* Source records *
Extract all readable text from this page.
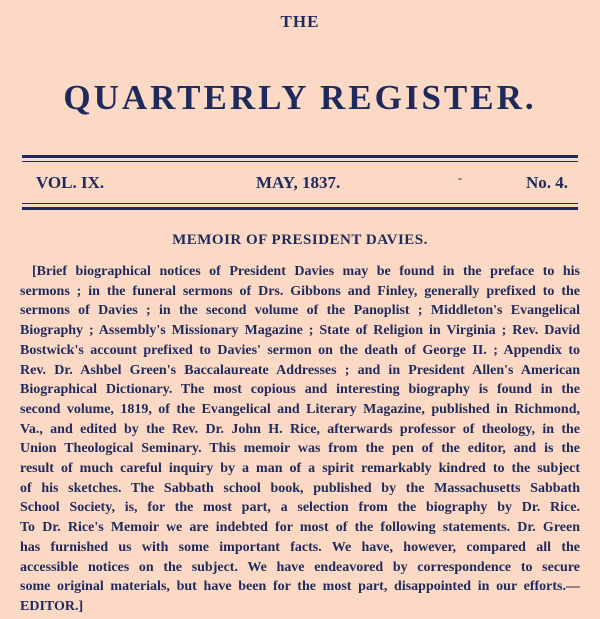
THE
QUARTERLY REGISTER.
VOL. IX.	MAY, 1837.	-	No. 4.
MEMOIR OF PRESIDENT DAVIES.
[Brief biographical notices of President Davies may be found in the preface to his
sermons ; in the funeral sermons of Drs. Gibbons and Finley, generally prefixed to the
sermons of Davies ; in the second volume of the Panoplist ; Middleton's Evangelical
Biography ; Assembly's Missionary Magazine ; State of Religion in Virginia ; Rev. David
Bostwick's account prefixed to Davies' sermon on the death of George II. ; Appendix to
Rev. Dr. Ashbel Green's Baccalaureate Addresses ; and in President Allen's American
Biographical Dictionary. The most copious and interesting biography is found in the
second volume, 1819, of the Evangelical and Literary Magazine, published in Richmond,
Va., and edited by the Rev. Dr. John H. Rice, afterwards professor of theology, in the
Union Theological Seminary. This memoir was from the pen of the editor, and is the
result of much careful inquiry by a man of a spirit remarkably kindred to the subject
of his sketches. The Sabbath school book, published by the Massachusetts Sabbath
School Society, is, for the most part, a selection from the biography by Dr. Rice.
To Dr. Rice's Memoir we are indebted for most of the following statements. Dr. Green
has furnished us with some important facts. We have, however, compared all the
accessible notices on the subject. We have endeavored by correspondence to secure
some original materials, but have been for the most part, disappointed in our efforts.—
EDITOR.]
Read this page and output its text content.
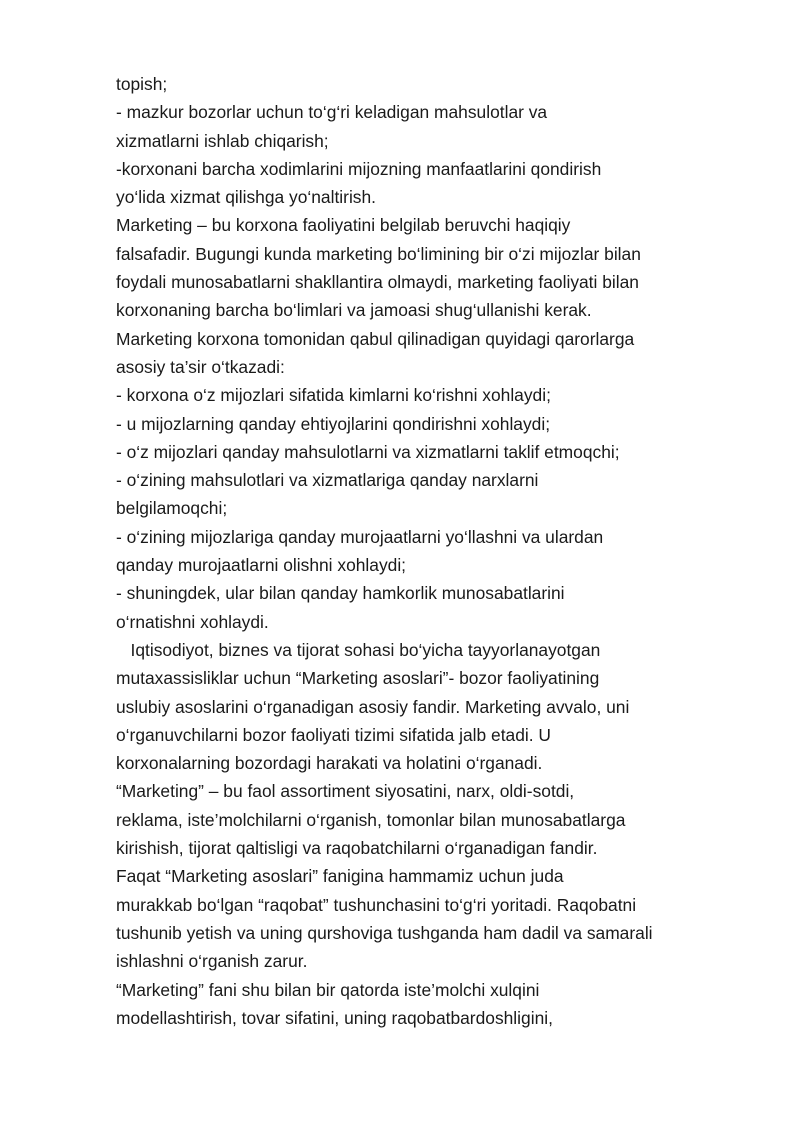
topish;
- mazkur bozorlar uchun to‘g‘ri keladigan mahsulotlar va
xizmatlarni ishlab chiqarish;
-korxonani barcha xodimlarini mijozning manfaatlarini qondirish
yo‘lida xizmat qilishga yo‘naltirish.
Marketing – bu korxona faoliyatini belgilab beruvchi haqiqiy
falsafadir. Bugungi kunda marketing bo‘limining bir o‘zi mijozlar bilan
foydali munosabatlarni shakllantira olmaydi, marketing faoliyati bilan
korxonaning barcha bo‘limlari va jamoasi shug‘ullanishi kerak.
Marketing korxona tomonidan qabul qilinadigan quyidagi qarorlarga
asosiy ta’sir o‘tkazadi:
- korxona o‘z mijozlari sifatida kimlarni ko‘rishni xohlaydi;
- u mijozlarning qanday ehtiyojlarini qondirishni xohlaydi;
- o‘z mijozlari qanday mahsulotlarni va xizmatlarni taklif etmoqchi;
- o‘zining mahsulotlari va xizmatlariga qanday narxlarni
belgilamoqchi;
- o‘zining mijozlariga qanday murojaatlarni yo‘llashni va ulardan
qanday murojaatlarni olishni xohlaydi;
- shuningdek, ular bilan qanday hamkorlik munosabatlarini
o‘rnatishni xohlaydi.
Iqtisodiyot, biznes va tijorat sohasi bo‘yicha tayyorlanayotgan
mutaxassisliklar uchun “Marketing asoslari”- bozor faoliyatining
uslubiy asoslarini o‘rganadigan asosiy fandir. Marketing avvalo, uni
o‘rganuvchilarni bozor faoliyati tizimi sifatida jalb etadi. U
korxonalarning bozordagi harakati va holatini o‘rganadi.
“Marketing” – bu faol assortiment siyosatini, narx, oldi-sotdi,
reklama, iste’molchilarni o‘rganish, tomonlar bilan munosabatlarga
kirishish, tijorat qaltisligi va raqobatchilarni o‘rganadigan fandir.
Faqat “Marketing asoslari” fanigina hammamiz uchun juda
murakkab bo‘lgan “raqobat” tushunchasini to‘g‘ri yoritadi. Raqobatni
tushunib yetish va uning qurshoviga tushganda ham dadil va samarali
ishlashni o‘rganish zarur.
“Marketing” fani shu bilan bir qatorda iste’molchi xulqini
modellashtirish, tovar sifatini, uning raqobatbardoshligini,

* Stated task *
Repeat the material above word for word and skip every image in it.

* Answer to this problem *
Extract all readable text from this page.
THE
QUARTERLY REGISTER.
VOL. IX.	MAY, 1837.	-	No. 4.
MEMOIR OF PRESIDENT DAVIES.
[Brief biographical notices of President Davies may be found in the preface to his
sermons ; in the funeral sermons of Drs. Gibbons and Finley, generally prefixed to the
sermons of Davies ; in the second volume of the Panoplist ; Middleton's Evangelical
Biography ; Assembly's Missionary Magazine ; State of Religion in Virginia ; Rev. David
Bostwick's account prefixed to Davies' sermon on the death of George II. ; Appendix to
Rev. Dr. Ashbel Green's Baccalaureate Addresses ; and in President Allen's American
Biographical Dictionary. The most copious and interesting biography is found in the
second volume, 1819, of the Evangelical and Literary Magazine, published in Richmond,
Va., and edited by the Rev. Dr. John H. Rice, afterwards professor of theology, in the
Union Theological Seminary. This memoir was from the pen of the editor, and is the
result of much careful inquiry by a man of a spirit remarkably kindred to the subject
of his sketches. The Sabbath school book, published by the Massachusetts Sabbath
School Society, is, for the most part, a selection from the biography by Dr. Rice.
To Dr. Rice's Memoir we are indebted for most of the following statements. Dr. Green
has furnished us with some important facts. We have, however, compared all the
accessible notices on the subject. We have endeavored by correspondence to secure
some original materials, but have been for the most part, disappointed in our efforts.—
EDITOR.]
Read this page and output its text content.
topish;
- mazkur bozorlar uchun to‘g‘ri keladigan mahsulotlar va
xizmatlarni ishlab chiqarish;
-korxonani barcha xodimlarini mijozning manfaatlarini qondirish
yo‘lida xizmat qilishga yo‘naltirish.
Marketing – bu korxona faoliyatini belgilab beruvchi haqiqiy
falsafadir. Bugungi kunda marketing bo‘limining bir o‘zi mijozlar bilan
foydali munosabatlarni shakllantira olmaydi, marketing faoliyati bilan
korxonaning barcha bo‘limlari va jamoasi shug‘ullanishi kerak.
Marketing korxona tomonidan qabul qilinadigan quyidagi qarorlarga
asosiy ta’sir o‘tkazadi:
- korxona o‘z mijozlari sifatida kimlarni ko‘rishni xohlaydi;
- u mijozlarning qanday ehtiyojlarini qondirishni xohlaydi;
- o‘z mijozlari qanday mahsulotlarni va xizmatlarni taklif etmoqchi;
- o‘zining mahsulotlari va xizmatlariga qanday narxlarni
belgilamoqchi;
- o‘zining mijozlariga qanday murojaatlarni yo‘llashni va ulardan
qanday murojaatlarni olishni xohlaydi;
- shuningdek, ular bilan qanday hamkorlik munosabatlarini
o‘rnatishni xohlaydi.
Iqtisodiyot, biznes va tijorat sohasi bo‘yicha tayyorlanayotgan
mutaxassisliklar uchun “Marketing asoslari”- bozor faoliyatining
uslubiy asoslarini o‘rganadigan asosiy fandir. Marketing avvalo, uni
o‘rganuvchilarni bozor faoliyati tizimi sifatida jalb etadi. U
korxonalarning bozordagi harakati va holatini o‘rganadi.
“Marketing” – bu faol assortiment siyosatini, narx, oldi-sotdi,
reklama, iste’molchilarni o‘rganish, tomonlar bilan munosabatlarga
kirishish, tijorat qaltisligi va raqobatchilarni o‘rganadigan fandir.
Faqat “Marketing asoslari” fanigina hammamiz uchun juda
murakkab bo‘lgan “raqobat” tushunchasini to‘g‘ri yoritadi. Raqobatni
tushunib yetish va uning qurshoviga tushganda ham dadil va samarali
ishlashni o‘rganish zarur.
“Marketing” fani shu bilan bir qatorda iste’molchi xulqini
modellashtirish, tovar sifatini, uning raqobatbardoshligini,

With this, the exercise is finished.